§ SET EXERCISE
All of the material below is to be returned exactly.

[Stored records]
****************************************

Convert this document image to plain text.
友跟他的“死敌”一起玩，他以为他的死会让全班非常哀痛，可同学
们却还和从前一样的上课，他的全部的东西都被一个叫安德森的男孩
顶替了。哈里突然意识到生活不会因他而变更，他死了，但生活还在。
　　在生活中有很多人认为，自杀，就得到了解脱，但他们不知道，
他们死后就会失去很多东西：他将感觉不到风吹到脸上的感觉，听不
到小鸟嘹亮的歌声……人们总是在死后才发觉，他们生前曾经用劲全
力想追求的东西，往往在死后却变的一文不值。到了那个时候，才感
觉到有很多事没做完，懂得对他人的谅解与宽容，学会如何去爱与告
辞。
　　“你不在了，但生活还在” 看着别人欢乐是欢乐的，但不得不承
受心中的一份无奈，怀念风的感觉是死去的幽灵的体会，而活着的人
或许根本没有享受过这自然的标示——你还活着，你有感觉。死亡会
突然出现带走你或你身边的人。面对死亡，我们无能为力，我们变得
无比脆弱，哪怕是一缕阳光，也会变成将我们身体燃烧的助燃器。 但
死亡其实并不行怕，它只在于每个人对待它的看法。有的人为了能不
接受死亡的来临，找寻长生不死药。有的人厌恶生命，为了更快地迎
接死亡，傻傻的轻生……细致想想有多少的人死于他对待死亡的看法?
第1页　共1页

****************************************

§ ANSWER IN FULL
Convert this document image to plain text.
友跟他的“死敌”一起玩，他以为他的死会让全班非常哀痛，可同学
们却还和从前一样的上课，他的全部的东西都被一个叫安德森的男孩
顶替了。哈里突然意识到生活不会因他而变更，他死了，但生活还在。
　　在生活中有很多人认为，自杀，就得到了解脱，但他们不知道，
他们死后就会失去很多东西：他将感觉不到风吹到脸上的感觉，听不
到小鸟嘹亮的歌声……人们总是在死后才发觉，他们生前曾经用劲全
力想追求的东西，往往在死后却变的一文不值。到了那个时候，才感
觉到有很多事没做完，懂得对他人的谅解与宽容，学会如何去爱与告
辞。
　　“你不在了，但生活还在” 看着别人欢乐是欢乐的，但不得不承
受心中的一份无奈，怀念风的感觉是死去的幽灵的体会，而活着的人
或许根本没有享受过这自然的标示——你还活着，你有感觉。死亡会
突然出现带走你或你身边的人。面对死亡，我们无能为力，我们变得
无比脆弱，哪怕是一缕阳光，也会变成将我们身体燃烧的助燃器。 但
死亡其实并不行怕，它只在于每个人对待它的看法。有的人为了能不
接受死亡的来临，找寻长生不死药。有的人厌恶生命，为了更快地迎
接死亡，傻傻的轻生……细致想想有多少的人死于他对待死亡的看法?
第1页　共1页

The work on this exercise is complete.